— start of Input records —

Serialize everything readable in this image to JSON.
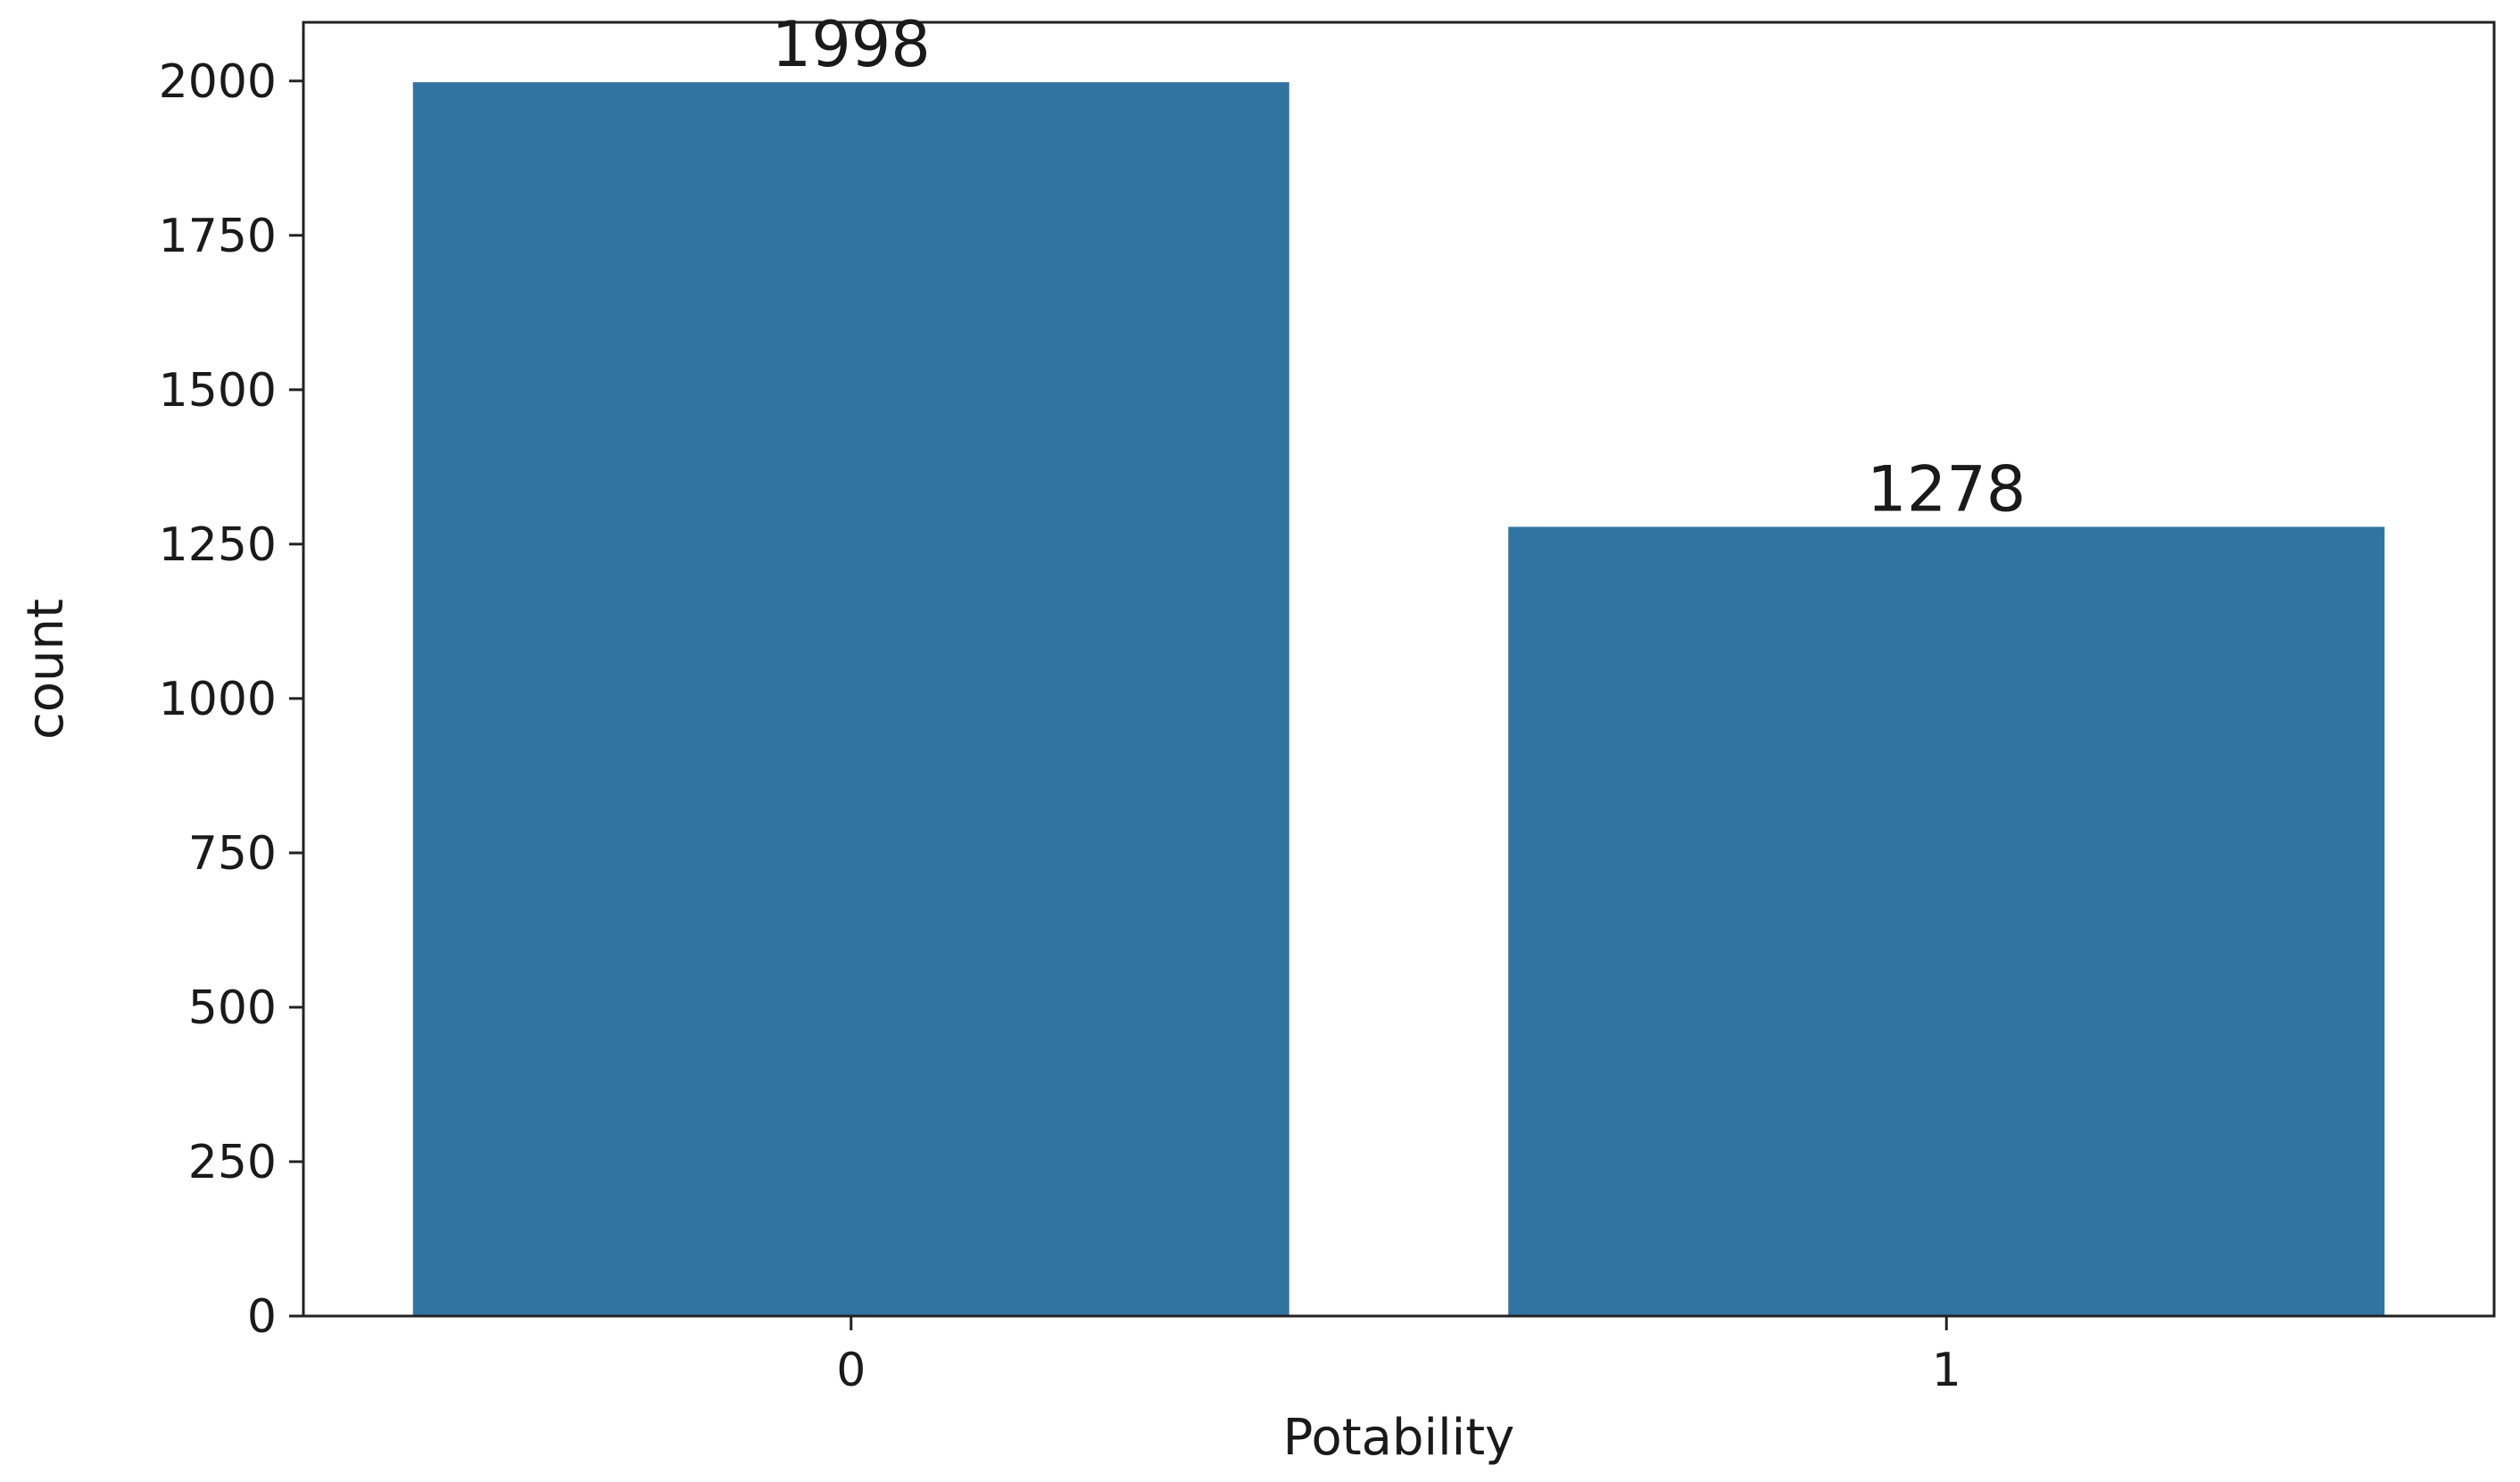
{
  "chart_data": {
    "type": "bar",
    "categories": [
      "0",
      "1"
    ],
    "values": [
      1998,
      1278
    ],
    "data_labels": [
      "1998",
      "1278"
    ],
    "xlabel": "Potability",
    "ylabel": "count",
    "ylim": [
      0,
      2095
    ],
    "yticks": [
      0,
      250,
      500,
      750,
      1000,
      1250,
      1500,
      1750,
      2000
    ],
    "ytick_labels": [
      "0",
      "250",
      "500",
      "750",
      "1000",
      "1250",
      "1500",
      "1750",
      "2000"
    ],
    "grid": false,
    "legend": "none",
    "bar_color": "#3274a1"
  }
}
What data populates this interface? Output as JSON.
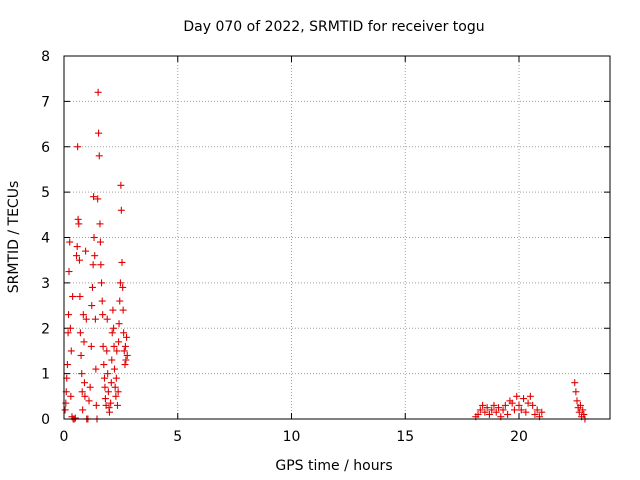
{
  "chart_data": {
    "type": "scatter",
    "title": "Day 070 of 2022, SRMTID for receiver togu",
    "xlabel": "GPS time / hours",
    "ylabel": "SRMTID / TECUs",
    "xlim": [
      0,
      24
    ],
    "ylim": [
      0,
      8
    ],
    "x_ticks": [
      "0",
      "5",
      "10",
      "15",
      "20"
    ],
    "y_ticks": [
      "0",
      "1",
      "2",
      "3",
      "4",
      "5",
      "6",
      "7",
      "8"
    ],
    "grid": true,
    "marker": "+",
    "marker_color": "#e00000",
    "series": [
      {
        "name": "SRMTID",
        "points": [
          [
            0.05,
            0.2
          ],
          [
            0.08,
            0.35
          ],
          [
            0.1,
            0.6
          ],
          [
            0.12,
            0.9
          ],
          [
            0.15,
            1.2
          ],
          [
            0.18,
            1.9
          ],
          [
            0.2,
            2.3
          ],
          [
            0.22,
            3.25
          ],
          [
            0.25,
            3.9
          ],
          [
            0.28,
            2.0
          ],
          [
            0.3,
            0.5
          ],
          [
            0.32,
            1.5
          ],
          [
            0.35,
            0.05
          ],
          [
            0.38,
            2.7
          ],
          [
            0.4,
            0.0
          ],
          [
            0.45,
            0.0
          ],
          [
            0.5,
            0.02
          ],
          [
            0.55,
            3.6
          ],
          [
            0.58,
            3.8
          ],
          [
            0.6,
            6.0
          ],
          [
            0.62,
            4.4
          ],
          [
            0.65,
            4.3
          ],
          [
            0.68,
            3.5
          ],
          [
            0.7,
            2.7
          ],
          [
            0.72,
            1.9
          ],
          [
            0.75,
            1.4
          ],
          [
            0.78,
            1.0
          ],
          [
            0.8,
            0.6
          ],
          [
            0.82,
            0.2
          ],
          [
            0.85,
            2.3
          ],
          [
            0.88,
            1.7
          ],
          [
            0.9,
            0.8
          ],
          [
            0.92,
            0.5
          ],
          [
            0.95,
            3.7
          ],
          [
            0.98,
            2.2
          ],
          [
            1.0,
            0.0
          ],
          [
            1.05,
            0.0
          ],
          [
            1.1,
            0.4
          ],
          [
            1.15,
            0.7
          ],
          [
            1.2,
            1.6
          ],
          [
            1.22,
            2.5
          ],
          [
            1.25,
            2.9
          ],
          [
            1.28,
            3.4
          ],
          [
            1.3,
            4.9
          ],
          [
            1.32,
            4.0
          ],
          [
            1.35,
            3.6
          ],
          [
            1.38,
            2.2
          ],
          [
            1.4,
            1.1
          ],
          [
            1.42,
            0.3
          ],
          [
            1.45,
            0.0
          ],
          [
            1.48,
            4.85
          ],
          [
            1.5,
            7.2
          ],
          [
            1.52,
            6.3
          ],
          [
            1.55,
            5.8
          ],
          [
            1.58,
            4.3
          ],
          [
            1.6,
            3.9
          ],
          [
            1.62,
            3.4
          ],
          [
            1.65,
            3.0
          ],
          [
            1.68,
            2.6
          ],
          [
            1.7,
            2.3
          ],
          [
            1.72,
            1.6
          ],
          [
            1.75,
            1.2
          ],
          [
            1.78,
            0.9
          ],
          [
            1.8,
            0.7
          ],
          [
            1.82,
            0.45
          ],
          [
            1.85,
            0.3
          ],
          [
            1.88,
            1.5
          ],
          [
            1.9,
            2.2
          ],
          [
            1.92,
            1.0
          ],
          [
            1.95,
            0.6
          ],
          [
            1.98,
            0.25
          ],
          [
            2.0,
            0.15
          ],
          [
            2.05,
            0.35
          ],
          [
            2.08,
            0.8
          ],
          [
            2.1,
            1.3
          ],
          [
            2.12,
            1.9
          ],
          [
            2.15,
            2.4
          ],
          [
            2.18,
            2.0
          ],
          [
            2.2,
            1.6
          ],
          [
            2.22,
            1.1
          ],
          [
            2.25,
            0.7
          ],
          [
            2.28,
            0.5
          ],
          [
            2.3,
            0.9
          ],
          [
            2.32,
            1.5
          ],
          [
            2.35,
            0.3
          ],
          [
            2.38,
            0.6
          ],
          [
            2.4,
            1.7
          ],
          [
            2.42,
            2.1
          ],
          [
            2.45,
            2.6
          ],
          [
            2.48,
            3.0
          ],
          [
            2.5,
            5.15
          ],
          [
            2.52,
            4.6
          ],
          [
            2.55,
            3.45
          ],
          [
            2.58,
            2.9
          ],
          [
            2.6,
            2.4
          ],
          [
            2.62,
            1.9
          ],
          [
            2.65,
            1.5
          ],
          [
            2.68,
            1.2
          ],
          [
            2.7,
            1.6
          ],
          [
            2.72,
            1.3
          ],
          [
            2.75,
            1.8
          ],
          [
            2.78,
            1.4
          ],
          [
            18.1,
            0.05
          ],
          [
            18.2,
            0.1
          ],
          [
            18.3,
            0.2
          ],
          [
            18.4,
            0.3
          ],
          [
            18.5,
            0.15
          ],
          [
            18.6,
            0.25
          ],
          [
            18.7,
            0.1
          ],
          [
            18.8,
            0.2
          ],
          [
            18.9,
            0.3
          ],
          [
            19.0,
            0.15
          ],
          [
            19.1,
            0.25
          ],
          [
            19.2,
            0.05
          ],
          [
            19.3,
            0.2
          ],
          [
            19.4,
            0.3
          ],
          [
            19.5,
            0.1
          ],
          [
            19.6,
            0.4
          ],
          [
            19.7,
            0.35
          ],
          [
            19.8,
            0.2
          ],
          [
            19.9,
            0.5
          ],
          [
            20.0,
            0.3
          ],
          [
            20.1,
            0.2
          ],
          [
            20.2,
            0.45
          ],
          [
            20.3,
            0.15
          ],
          [
            20.4,
            0.35
          ],
          [
            20.5,
            0.5
          ],
          [
            20.6,
            0.3
          ],
          [
            20.7,
            0.1
          ],
          [
            20.8,
            0.2
          ],
          [
            20.9,
            0.05
          ],
          [
            21.0,
            0.15
          ],
          [
            22.45,
            0.8
          ],
          [
            22.5,
            0.6
          ],
          [
            22.55,
            0.4
          ],
          [
            22.6,
            0.25
          ],
          [
            22.65,
            0.15
          ],
          [
            22.7,
            0.3
          ],
          [
            22.75,
            0.05
          ],
          [
            22.8,
            0.2
          ],
          [
            22.85,
            0.1
          ],
          [
            22.9,
            0.0
          ]
        ]
      }
    ]
  }
}
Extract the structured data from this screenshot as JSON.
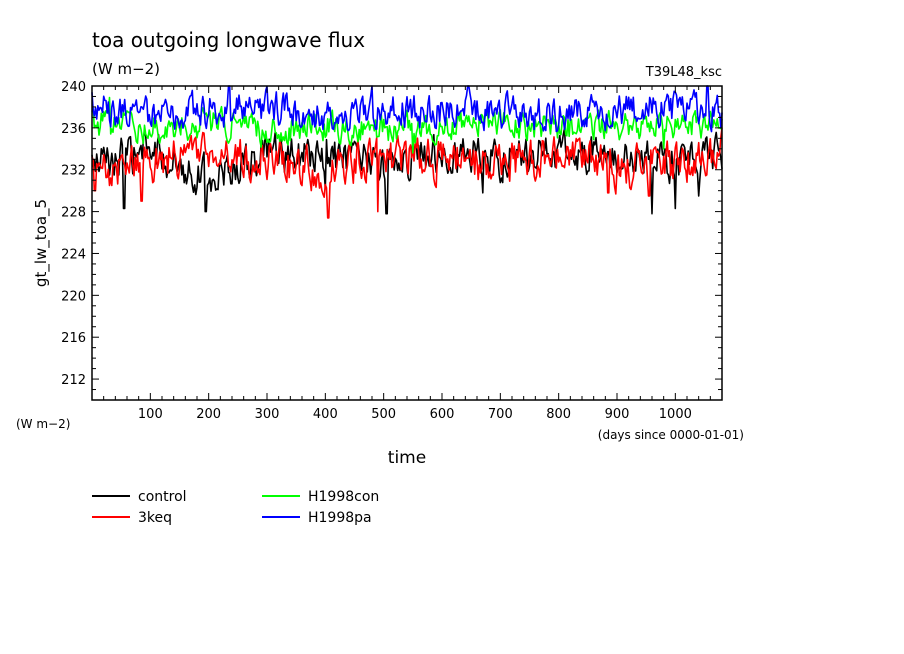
{
  "chart_data": {
    "type": "line",
    "title": "toa outgoing longwave flux",
    "subtitle": "(W m−2)",
    "run_label": "T39L48_ksc",
    "ylabel": "gt_lw_toa_5",
    "yunit": "(W m−2)",
    "xlabel": "time",
    "xunit": "(days since 0000-01-01)",
    "xlim": [
      0,
      1080
    ],
    "ylim": [
      210,
      240
    ],
    "xticks": [
      100,
      200,
      300,
      400,
      500,
      600,
      700,
      800,
      900,
      1000
    ],
    "yticks": [
      212,
      216,
      220,
      224,
      228,
      232,
      236,
      240
    ],
    "grid": false,
    "legend_position": "bottom-left",
    "series": [
      {
        "name": "control",
        "color": "#000000",
        "mean": 233.3,
        "amp": 1.6,
        "x": [
          0,
          100,
          200,
          300,
          400,
          500,
          600,
          700,
          800,
          900,
          1000,
          1080
        ],
        "values": [
          232.5,
          233.8,
          231.2,
          233.5,
          233.2,
          232.4,
          233.8,
          233.0,
          233.9,
          233.1,
          232.6,
          233.6
        ],
        "extremes": [
          [
            55,
            228.3
          ],
          [
            195,
            228.0
          ],
          [
            400,
            230.2
          ],
          [
            505,
            227.8
          ],
          [
            670,
            229.8
          ],
          [
            960,
            227.8
          ],
          [
            1000,
            228.3
          ],
          [
            1040,
            229.5
          ]
        ]
      },
      {
        "name": "3keq",
        "color": "#ff0000",
        "mean": 233.0,
        "amp": 1.7,
        "x": [
          0,
          100,
          200,
          300,
          400,
          500,
          600,
          700,
          800,
          900,
          1000,
          1080
        ],
        "values": [
          232.0,
          232.8,
          233.6,
          232.8,
          232.1,
          233.5,
          232.9,
          232.4,
          233.3,
          232.0,
          232.6,
          233.8
        ],
        "extremes": [
          [
            5,
            230.0
          ],
          [
            85,
            229.0
          ],
          [
            405,
            227.4
          ],
          [
            490,
            228.0
          ],
          [
            885,
            229.8
          ],
          [
            955,
            229.5
          ]
        ]
      },
      {
        "name": "H1998con",
        "color": "#00ff00",
        "mean": 236.3,
        "amp": 1.2,
        "x": [
          0,
          100,
          200,
          300,
          400,
          500,
          600,
          700,
          800,
          900,
          1000,
          1080
        ],
        "values": [
          236.5,
          236.0,
          236.4,
          235.8,
          236.2,
          235.7,
          236.3,
          236.6,
          235.9,
          236.1,
          236.4,
          236.0
        ],
        "extremes": [
          [
            30,
            238.9
          ],
          [
            550,
            233.6
          ],
          [
            980,
            234.0
          ]
        ]
      },
      {
        "name": "H1998pa",
        "color": "#0000ff",
        "mean": 237.6,
        "amp": 1.4,
        "x": [
          0,
          100,
          200,
          300,
          400,
          500,
          600,
          700,
          800,
          900,
          1000,
          1080
        ],
        "values": [
          238.0,
          237.2,
          237.6,
          237.9,
          237.3,
          237.4,
          237.8,
          237.5,
          237.1,
          237.7,
          237.9,
          237.3
        ],
        "extremes": [
          [
            235,
            240.4
          ],
          [
            480,
            240.2
          ],
          [
            645,
            240.7
          ],
          [
            1055,
            240.2
          ]
        ]
      }
    ]
  }
}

— end of Input records —

- **Brief**
Out of the preceding entries, pull every line containing the string "name".

- **Solution for this problem**
        "name": "SRMTID",
        "name": "control",
        "name": "3keq",
        "name": "H1998con",
        "name": "H1998pa",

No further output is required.